(Rows from a figure dataset)

┏━━

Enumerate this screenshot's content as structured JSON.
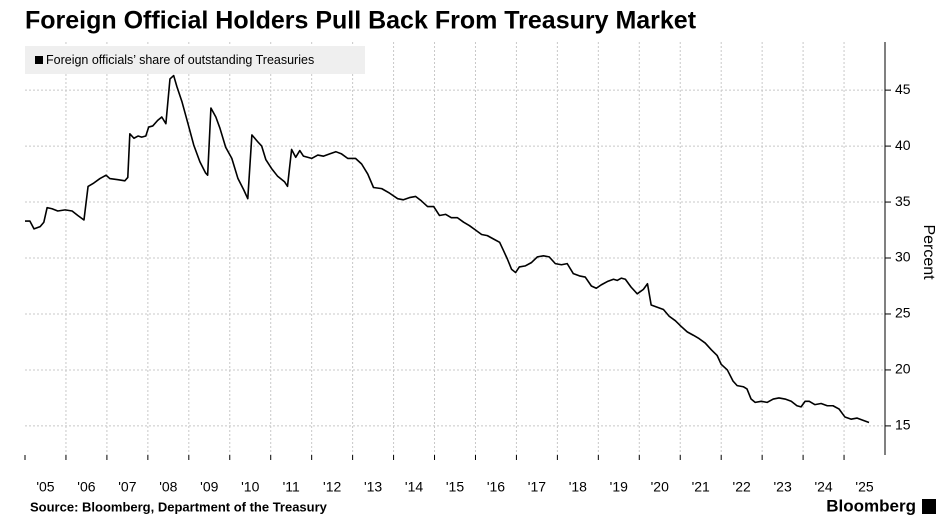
{
  "chart_data": {
    "type": "line",
    "title": "Foreign Official Holders Pull Back From Treasury Market",
    "y_label": "Percent",
    "source": "Source: Bloomberg, Department of the Treasury",
    "brand": "Bloomberg",
    "grid": true,
    "legend_position": "top-left",
    "xlim": [
      2005,
      2026
    ],
    "ylim": [
      12.4,
      49.3
    ],
    "yticks": [
      15,
      20,
      25,
      30,
      35,
      40,
      45
    ],
    "xticks": [
      {
        "value": 2005,
        "label": "'05"
      },
      {
        "value": 2006,
        "label": "'06"
      },
      {
        "value": 2007,
        "label": "'07"
      },
      {
        "value": 2008,
        "label": "'08"
      },
      {
        "value": 2009,
        "label": "'09"
      },
      {
        "value": 2010,
        "label": "'10"
      },
      {
        "value": 2011,
        "label": "'11"
      },
      {
        "value": 2012,
        "label": "'12"
      },
      {
        "value": 2013,
        "label": "'13"
      },
      {
        "value": 2014,
        "label": "'14"
      },
      {
        "value": 2015,
        "label": "'15"
      },
      {
        "value": 2016,
        "label": "'16"
      },
      {
        "value": 2017,
        "label": "'17"
      },
      {
        "value": 2018,
        "label": "'18"
      },
      {
        "value": 2019,
        "label": "'19"
      },
      {
        "value": 2020,
        "label": "'20"
      },
      {
        "value": 2021,
        "label": "'21"
      },
      {
        "value": 2022,
        "label": "'22"
      },
      {
        "value": 2023,
        "label": "'23"
      },
      {
        "value": 2024,
        "label": "'24"
      },
      {
        "value": 2025,
        "label": "'25"
      }
    ],
    "x": [
      2005.0,
      2005.12,
      2005.22,
      2005.37,
      2005.46,
      2005.54,
      2005.66,
      2005.8,
      2005.98,
      2006.15,
      2006.29,
      2006.44,
      2006.54,
      2006.68,
      2006.83,
      2006.98,
      2007.07,
      2007.27,
      2007.44,
      2007.51,
      2007.56,
      2007.66,
      2007.76,
      2007.85,
      2007.95,
      2008.02,
      2008.12,
      2008.24,
      2008.34,
      2008.44,
      2008.54,
      2008.63,
      2008.71,
      2008.83,
      2008.98,
      2009.12,
      2009.27,
      2009.41,
      2009.46,
      2009.54,
      2009.66,
      2009.76,
      2009.9,
      2010.05,
      2010.2,
      2010.34,
      2010.44,
      2010.54,
      2010.68,
      2010.78,
      2010.88,
      2011.02,
      2011.17,
      2011.34,
      2011.41,
      2011.51,
      2011.61,
      2011.71,
      2011.8,
      2012.0,
      2012.15,
      2012.29,
      2012.44,
      2012.59,
      2012.73,
      2012.88,
      2013.07,
      2013.22,
      2013.37,
      2013.51,
      2013.71,
      2013.9,
      2014.1,
      2014.24,
      2014.39,
      2014.54,
      2014.68,
      2014.83,
      2014.98,
      2015.12,
      2015.27,
      2015.41,
      2015.56,
      2015.71,
      2015.85,
      2016.0,
      2016.15,
      2016.29,
      2016.44,
      2016.59,
      2016.68,
      2016.78,
      2016.88,
      2016.98,
      2017.07,
      2017.22,
      2017.37,
      2017.51,
      2017.66,
      2017.8,
      2017.95,
      2018.1,
      2018.24,
      2018.39,
      2018.54,
      2018.68,
      2018.83,
      2018.95,
      2019.07,
      2019.22,
      2019.37,
      2019.46,
      2019.56,
      2019.66,
      2019.8,
      2019.95,
      2020.1,
      2020.2,
      2020.29,
      2020.44,
      2020.59,
      2020.73,
      2020.88,
      2021.02,
      2021.17,
      2021.32,
      2021.46,
      2021.61,
      2021.76,
      2021.9,
      2022.0,
      2022.15,
      2022.29,
      2022.39,
      2022.54,
      2022.63,
      2022.73,
      2022.83,
      2022.98,
      2023.12,
      2023.27,
      2023.41,
      2023.56,
      2023.71,
      2023.85,
      2023.95,
      2024.05,
      2024.15,
      2024.29,
      2024.44,
      2024.59,
      2024.73,
      2024.88,
      2025.02,
      2025.17,
      2025.32,
      2025.46,
      2025.61
    ],
    "series": [
      {
        "name": "Foreign officials’ share of outstanding Treasuries",
        "color": "#000000",
        "values": [
          33.3,
          33.3,
          32.6,
          32.8,
          33.2,
          34.5,
          34.4,
          34.2,
          34.3,
          34.2,
          33.8,
          33.4,
          36.4,
          36.7,
          37.1,
          37.4,
          37.1,
          37.0,
          36.9,
          37.2,
          41.1,
          40.7,
          40.9,
          40.8,
          40.9,
          41.7,
          41.8,
          42.3,
          42.6,
          42.0,
          46.0,
          46.3,
          45.3,
          44.0,
          42.0,
          40.1,
          38.6,
          37.6,
          37.4,
          43.4,
          42.6,
          41.6,
          39.9,
          38.9,
          37.1,
          36.1,
          35.3,
          41.0,
          40.4,
          40.0,
          38.8,
          38.0,
          37.3,
          36.8,
          36.4,
          39.7,
          39.0,
          39.6,
          39.1,
          38.9,
          39.2,
          39.1,
          39.3,
          39.5,
          39.3,
          38.9,
          38.9,
          38.4,
          37.5,
          36.3,
          36.2,
          35.8,
          35.3,
          35.2,
          35.4,
          35.5,
          35.1,
          34.6,
          34.6,
          33.8,
          33.9,
          33.6,
          33.6,
          33.2,
          32.9,
          32.5,
          32.1,
          32.0,
          31.7,
          31.4,
          30.7,
          29.9,
          29.0,
          28.7,
          29.2,
          29.3,
          29.6,
          30.1,
          30.2,
          30.1,
          29.5,
          29.4,
          29.5,
          28.6,
          28.4,
          28.3,
          27.5,
          27.3,
          27.6,
          27.9,
          28.1,
          28.0,
          28.2,
          28.1,
          27.4,
          26.8,
          27.2,
          27.7,
          25.8,
          25.6,
          25.4,
          24.8,
          24.4,
          23.9,
          23.4,
          23.1,
          22.8,
          22.4,
          21.8,
          21.3,
          20.5,
          20.0,
          19.0,
          18.6,
          18.5,
          18.3,
          17.4,
          17.1,
          17.2,
          17.1,
          17.4,
          17.5,
          17.4,
          17.2,
          16.8,
          16.7,
          17.2,
          17.2,
          16.9,
          17.0,
          16.8,
          16.8,
          16.5,
          15.8,
          15.6,
          15.7,
          15.5,
          15.3
        ]
      }
    ]
  }
}
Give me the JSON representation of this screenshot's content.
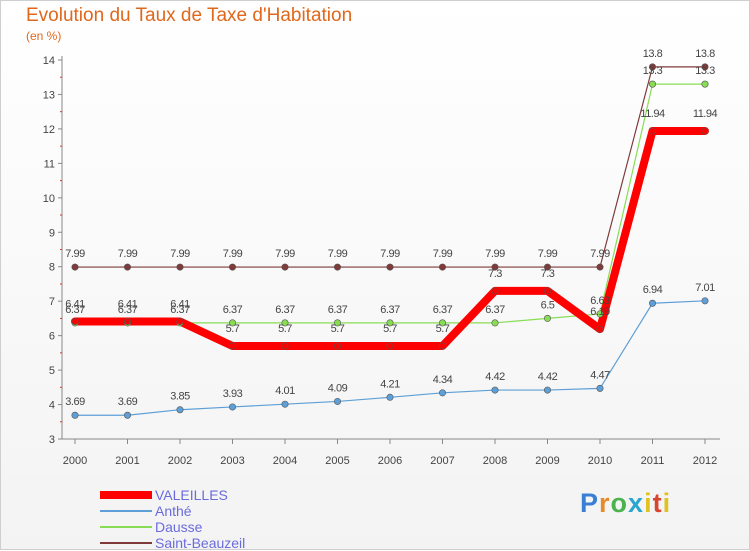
{
  "title": "Evolution du Taux de Taxe d'Habitation",
  "unit": "(en %)",
  "logo": "Proxiti",
  "colors": {
    "title": "#e0671b",
    "legend_text": "#6b6bdc"
  },
  "chart_data": {
    "type": "line",
    "title": "Evolution du Taux de Taxe d'Habitation",
    "ylabel": "(en %)",
    "xlabel": "",
    "categories": [
      "2000",
      "2001",
      "2002",
      "2003",
      "2004",
      "2005",
      "2006",
      "2007",
      "2008",
      "2009",
      "2010",
      "2011",
      "2012"
    ],
    "ylim": [
      3,
      14
    ],
    "yticks": [
      3,
      4,
      5,
      6,
      7,
      8,
      9,
      10,
      11,
      12,
      13,
      14
    ],
    "legend_position": "bottom-left",
    "series": [
      {
        "name": "VALEILLES",
        "color": "#ff0000",
        "values": [
          6.41,
          6.41,
          6.41,
          5.7,
          5.7,
          5.7,
          5.7,
          5.7,
          7.3,
          7.3,
          6.19,
          11.94,
          11.94
        ],
        "labels": [
          "6.41",
          "6.41",
          "6.41",
          "5.7",
          "5.7",
          "5.7",
          "5.7",
          "5.7",
          "7.3",
          "7.3",
          "6.19",
          "11.94",
          "11.94"
        ]
      },
      {
        "name": "Anthé",
        "color": "#5d9fd6",
        "values": [
          3.69,
          3.69,
          3.85,
          3.93,
          4.01,
          4.09,
          4.21,
          4.34,
          4.42,
          4.42,
          4.47,
          6.94,
          7.01
        ],
        "labels": [
          "3.69",
          "3.69",
          "3.85",
          "3.93",
          "4.01",
          "4.09",
          "4.21",
          "4.34",
          "4.42",
          "4.42",
          "4.47",
          "6.94",
          "7.01"
        ]
      },
      {
        "name": "Dausse",
        "color": "#88dd55",
        "values": [
          6.37,
          6.37,
          6.37,
          6.37,
          6.37,
          6.37,
          6.37,
          6.37,
          6.37,
          6.5,
          6.63,
          13.3,
          13.3
        ],
        "labels": [
          "6.37",
          "6.37",
          "6.37",
          "6.37",
          "6.37",
          "6.37",
          "6.37",
          "6.37",
          "6.37",
          "6.5",
          "6.63",
          "13.3",
          "13.3"
        ]
      },
      {
        "name": "Saint-Beauzeil",
        "color": "#7f3a3a",
        "values": [
          7.99,
          7.99,
          7.99,
          7.99,
          7.99,
          7.99,
          7.99,
          7.99,
          7.99,
          7.99,
          7.99,
          13.8,
          13.8
        ],
        "labels": [
          "7.99",
          "7.99",
          "7.99",
          "7.99",
          "7.99",
          "7.99",
          "7.99",
          "7.99",
          "7.99",
          "7.99",
          "7.99",
          "13.8",
          "13.8"
        ]
      }
    ]
  }
}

┗━━

What is required:
Pick out and copy every line that contains the word "Bloomberg".

Result of the exercise:
    "source": "Source: Bloomberg, Department of the Treasury",
    "brand": "Bloomberg",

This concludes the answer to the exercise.